* _Document extract_:
* * *

Platychelus caffer

Scientific classification
- Kingdom: Animalia
- Phylum: Arthropoda
- Class: Insecta
- Order: Coleoptera
- Suborder: Polyphaga
- Infraorder: Scarabaeiformia
- Family: Scarabaeidae
- Genus: Platychelus
- Species: P. caffer
- Binomial name: Platychelus caffer (Boheman, 1857)
- Synonyms: Dichelus caffer Boheman, 1857;

= Platychelus caffer =

- Genus: Platychelus
- Species: caffer
- Authority: (Boheman, 1857)
- Synonyms: Dichelus caffer Boheman, 1857

Species of beetle

Platychelus caffer is a species of beetle of the family Scarabaeidae. It is found in South Africa (Cape, Free State).

* * *

* _Material shown_:

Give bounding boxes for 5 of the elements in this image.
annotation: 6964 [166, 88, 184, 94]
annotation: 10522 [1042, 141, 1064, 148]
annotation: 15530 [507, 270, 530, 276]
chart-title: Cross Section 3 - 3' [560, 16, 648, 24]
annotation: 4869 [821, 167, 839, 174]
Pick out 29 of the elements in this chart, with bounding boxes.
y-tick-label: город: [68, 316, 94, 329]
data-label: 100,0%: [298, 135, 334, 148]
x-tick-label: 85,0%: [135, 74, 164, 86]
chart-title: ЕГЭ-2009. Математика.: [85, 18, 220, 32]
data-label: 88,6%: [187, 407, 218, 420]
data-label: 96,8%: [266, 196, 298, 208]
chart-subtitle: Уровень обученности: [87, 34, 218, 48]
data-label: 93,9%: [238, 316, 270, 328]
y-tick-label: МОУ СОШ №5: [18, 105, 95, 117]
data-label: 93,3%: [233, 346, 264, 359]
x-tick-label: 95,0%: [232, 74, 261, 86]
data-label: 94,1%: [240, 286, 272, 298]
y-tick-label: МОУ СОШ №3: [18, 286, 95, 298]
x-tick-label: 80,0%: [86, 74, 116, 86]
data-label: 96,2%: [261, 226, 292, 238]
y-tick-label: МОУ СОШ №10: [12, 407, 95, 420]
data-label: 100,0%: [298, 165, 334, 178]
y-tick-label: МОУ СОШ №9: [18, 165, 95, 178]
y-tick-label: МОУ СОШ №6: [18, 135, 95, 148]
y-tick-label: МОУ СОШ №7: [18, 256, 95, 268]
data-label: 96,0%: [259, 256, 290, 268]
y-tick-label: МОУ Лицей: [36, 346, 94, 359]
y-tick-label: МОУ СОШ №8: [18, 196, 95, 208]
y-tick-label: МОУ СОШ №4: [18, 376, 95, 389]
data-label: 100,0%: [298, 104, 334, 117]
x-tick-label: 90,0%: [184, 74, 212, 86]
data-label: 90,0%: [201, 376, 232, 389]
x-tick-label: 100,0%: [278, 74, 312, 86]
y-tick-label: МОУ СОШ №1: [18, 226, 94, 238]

* * *

* _Task list_:
A – List the taxon names that the beetle species text gives for each rank from class through family.
B – Please pick up the beetle species text after its last sentence and keep writing it.
The rows have no connection to the beetle species text.

* _Solved tasks_:
A – Insecta, Coleoptera, Polyphaga, Scarabaeiformia, Scarabaeidae

B –
== Description ==
Adults reach a length of about 5.5 mm. They are black, with a faint metallic tinge. The elytra have a faint brownish tinge. The head is very rugose and hairy and the pronotum is scabrose in the interior part and sides, punctate in the discoidal posterior part, densely pubescent, with the pubescence long, erect, and greyish. The elytra are deeply and somewhat closely punctate and clothed with an equal, somewhat dense fuscous pubescence. The pygidial part, abdomen, pectus, and hind legs are clothed with a similar pubescence which is not, however, very dense.